* _Exercise 1_:
Using the passage below, explain why the writer believes more people might have gone to see Predator.

Wednesday, August 20, 2008

The M Word

Until the retired Rugby star, John Blaser got his career started in the wide world of appraisaling, MOIST was a word that only meant good cake - Seriously. Is there anything worse than a dry cake??? And on the other side of the coin, nothing is quite as delicious as a moist cake, especially yellow with partially hydrogenated chocolate frosting... Soooo goooood. And let's not forget the tall glass of ice-cold milk. I'm satisfied that most guys think of cake or food when the hear the dreaded M-word.

But this innocence was not meant to last. One fateful day at the office, I dropped the M-bomb in Mr. Blaser's presence and he informed me that I had just spoken one of the vilest words in the English language. Most heinous to women above all else. Shocked and happily amused, I began to apply the word to almost anything, anytime, always getting a twisted chuckle out of it.

The other day, I saw the pinnacle of corruption with this word on the show, How I Met Your Mother. Go figure this was the first and only episode I've ever seen. One of the characters, played by the now grown Doogie Howser, decided to perform a one-man off-off-off-off-off Broadway show just to spite his friends, especially one female in particular. The show starts, and he comes out in black jeans and a black turtle neck (of course), puts a leg up on a chair and begins repeating the word, "Moist...Moist...Mmmoooist, Moist..." Needless to say I was in tears at this point. The show says this takes place for 20 minutes. Many women would beg for the electric chair before the end.

So what's the big deal? I'm not sure, but this word never ceases to crack me up. I assure you, I'm not thinking dirty thoughts when I say it, I'm just getting a kick out of watching people squirm. But if you must know more, here is a link discussing the phenomenon of the M-word.

Thursday, August 14, 2008

ARNOLD's Top 5

The other day I had a random thought. Big surprise. What is the greatest Arnold Schwarzenegger (aka Anti-Christ) flick of all time? I've queried a few bright minds, but have come to my own conclusion in the form of a top five and some honorable mentions and unmentionables. Without further ado, here is the list.

1. Predator - This movie embodies male masochism to 98th degree. Elite military forces, massive guns, explosions, evil aliens, jungle survival, the hunt, death, yelling, cursing and some classic lines: "This stuff will make you a sexual Tyrannosaurus!" - "Stick Around" - "If it bleeds, we can kill it" "GET TO THE CHOPPAH!" - "KILL ME, KILL ME!!!" The primal struggle of the hunter and the hunted is fantastic in this movie. Remember the scene where they do nothing but shoot the jungle with crazy guns for like 5 minutes? Awesome. Everyone dies and Arnold is the last man standing. This movie is seething in testosterone. If you ever loose your mojo, watch this, go run in the woods for 5 minutes, cover yourself in mud and you'll be back in business (maybe not with the Lady, but nothing's perfect).

But more astonishing than the film itself is the cast and their later accomplishments. I bet a few more people would have gone to see the film in curiosity if they had known that 2 governors of major states would come out of this beefcake casserole. Arnold went on to become the GOVENATOR and Jesse the Body became THE GOVERNING BODY. In a much lesser known vein, Billy (the Indian tracker) aka Sonny Landham ran for Governor of Kentucky. Plus this movie had Apollo Creed. Best. Arnold. Flick. Ever.

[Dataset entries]
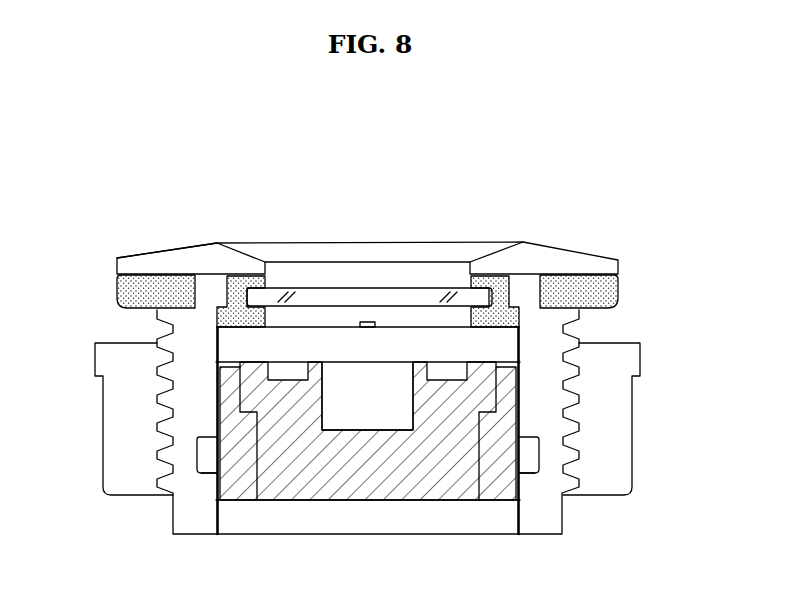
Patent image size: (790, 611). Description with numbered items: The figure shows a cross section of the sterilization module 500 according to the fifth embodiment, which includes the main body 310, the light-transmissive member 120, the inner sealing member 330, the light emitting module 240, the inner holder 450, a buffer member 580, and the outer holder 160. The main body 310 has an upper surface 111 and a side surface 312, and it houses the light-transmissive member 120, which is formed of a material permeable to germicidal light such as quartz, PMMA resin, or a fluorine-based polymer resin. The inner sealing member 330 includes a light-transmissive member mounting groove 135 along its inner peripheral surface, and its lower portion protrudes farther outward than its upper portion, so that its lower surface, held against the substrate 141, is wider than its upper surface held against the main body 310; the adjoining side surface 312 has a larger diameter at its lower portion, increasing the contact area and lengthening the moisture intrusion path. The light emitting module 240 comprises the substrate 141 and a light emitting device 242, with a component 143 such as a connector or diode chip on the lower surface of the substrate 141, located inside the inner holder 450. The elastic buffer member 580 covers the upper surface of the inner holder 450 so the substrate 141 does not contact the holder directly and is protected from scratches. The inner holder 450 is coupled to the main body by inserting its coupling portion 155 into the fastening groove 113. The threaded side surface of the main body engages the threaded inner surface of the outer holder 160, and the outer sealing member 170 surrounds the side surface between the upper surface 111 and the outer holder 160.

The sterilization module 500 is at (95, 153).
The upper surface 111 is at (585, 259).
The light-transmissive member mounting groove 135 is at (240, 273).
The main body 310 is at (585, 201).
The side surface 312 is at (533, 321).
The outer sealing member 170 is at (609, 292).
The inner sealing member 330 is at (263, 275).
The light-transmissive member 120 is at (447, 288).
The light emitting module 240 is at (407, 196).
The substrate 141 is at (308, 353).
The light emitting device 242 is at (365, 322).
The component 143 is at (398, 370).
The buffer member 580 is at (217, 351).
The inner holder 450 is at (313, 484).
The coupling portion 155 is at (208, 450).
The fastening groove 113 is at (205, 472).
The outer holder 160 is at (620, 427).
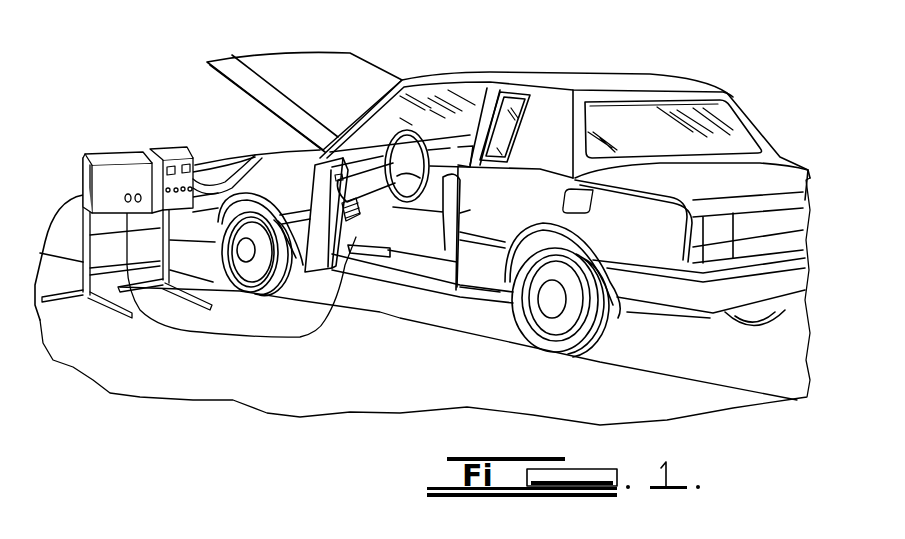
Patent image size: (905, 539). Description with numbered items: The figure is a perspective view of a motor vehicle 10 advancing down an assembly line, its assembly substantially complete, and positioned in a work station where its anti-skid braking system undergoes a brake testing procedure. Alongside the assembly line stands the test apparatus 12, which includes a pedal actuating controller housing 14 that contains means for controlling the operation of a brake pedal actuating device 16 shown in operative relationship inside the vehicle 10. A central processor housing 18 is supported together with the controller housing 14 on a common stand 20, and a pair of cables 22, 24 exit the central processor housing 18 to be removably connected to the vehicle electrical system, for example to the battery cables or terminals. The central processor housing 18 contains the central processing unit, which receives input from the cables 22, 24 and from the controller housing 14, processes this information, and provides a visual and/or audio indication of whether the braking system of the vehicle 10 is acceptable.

* _Exercise 2_:
Pick out every line of the dataset entries above that contains the word "battery", matching case exactly.

* _Solution 1_:
The writer says more people might have gone out of curiosity if they had known that two governors of major states would come out of the film's cast. Arnold went on to become governor, and Jesse the Body also became a governor.

* _Solution 2_:
Patent image size: (905, 539). Description with numbered items: The figure is a perspective view of a motor vehicle 10 advancing down an assembly line, its assembly substantially complete, and positioned in a work station where its anti-skid braking system undergoes a brake testing procedure. Alongside the assembly line stands the test apparatus 12, which includes a pedal actuating controller housing 14 that contains means for controlling the operation of a brake pedal actuating device 16 shown in operative relationship inside the vehicle 10. A central processor housing 18 is supported together with the controller housing 14 on a common stand 20, and a pair of cables 22, 24 exit the central processor housing 18 to be removably connected to the vehicle electrical system, for example to the battery cables or terminals. The central processor housing 18 contains the central processing unit, which receives input from the cables 22, 24 and from the controller housing 14, processes this information, and provides a visual and/or audio indication of whether the braking system of the vehicle 10 is acceptable.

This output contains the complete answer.